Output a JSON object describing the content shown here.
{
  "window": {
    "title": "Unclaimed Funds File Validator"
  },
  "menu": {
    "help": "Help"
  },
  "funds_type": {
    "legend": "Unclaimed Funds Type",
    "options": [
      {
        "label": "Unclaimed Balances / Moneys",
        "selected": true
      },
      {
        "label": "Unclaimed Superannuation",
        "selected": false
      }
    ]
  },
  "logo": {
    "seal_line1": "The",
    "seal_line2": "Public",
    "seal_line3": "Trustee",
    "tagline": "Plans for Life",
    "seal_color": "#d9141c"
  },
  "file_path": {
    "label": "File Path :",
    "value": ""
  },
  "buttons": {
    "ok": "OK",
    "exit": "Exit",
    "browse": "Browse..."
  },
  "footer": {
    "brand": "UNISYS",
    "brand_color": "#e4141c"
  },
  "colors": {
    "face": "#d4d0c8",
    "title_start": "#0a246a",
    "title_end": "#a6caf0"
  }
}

**WORK REQUIRED**
Print the records once more, exactly as they were given.

**RESULT FOR THIS EXERCISE**
Output a JSON object describing the content shown here.
{
  "window": {
    "title": "Unclaimed Funds File Validator"
  },
  "menu": {
    "help": "Help"
  },
  "funds_type": {
    "legend": "Unclaimed Funds Type",
    "options": [
      {
        "label": "Unclaimed Balances / Moneys",
        "selected": true
      },
      {
        "label": "Unclaimed Superannuation",
        "selected": false
      }
    ]
  },
  "logo": {
    "seal_line1": "The",
    "seal_line2": "Public",
    "seal_line3": "Trustee",
    "tagline": "Plans for Life",
    "seal_color": "#d9141c"
  },
  "file_path": {
    "label": "File Path :",
    "value": ""
  },
  "buttons": {
    "ok": "OK",
    "exit": "Exit",
    "browse": "Browse..."
  },
  "footer": {
    "brand": "UNISYS",
    "brand_color": "#e4141c"
  },
  "colors": {
    "face": "#d4d0c8",
    "title_start": "#0a246a",
    "title_end": "#a6caf0"
  }
}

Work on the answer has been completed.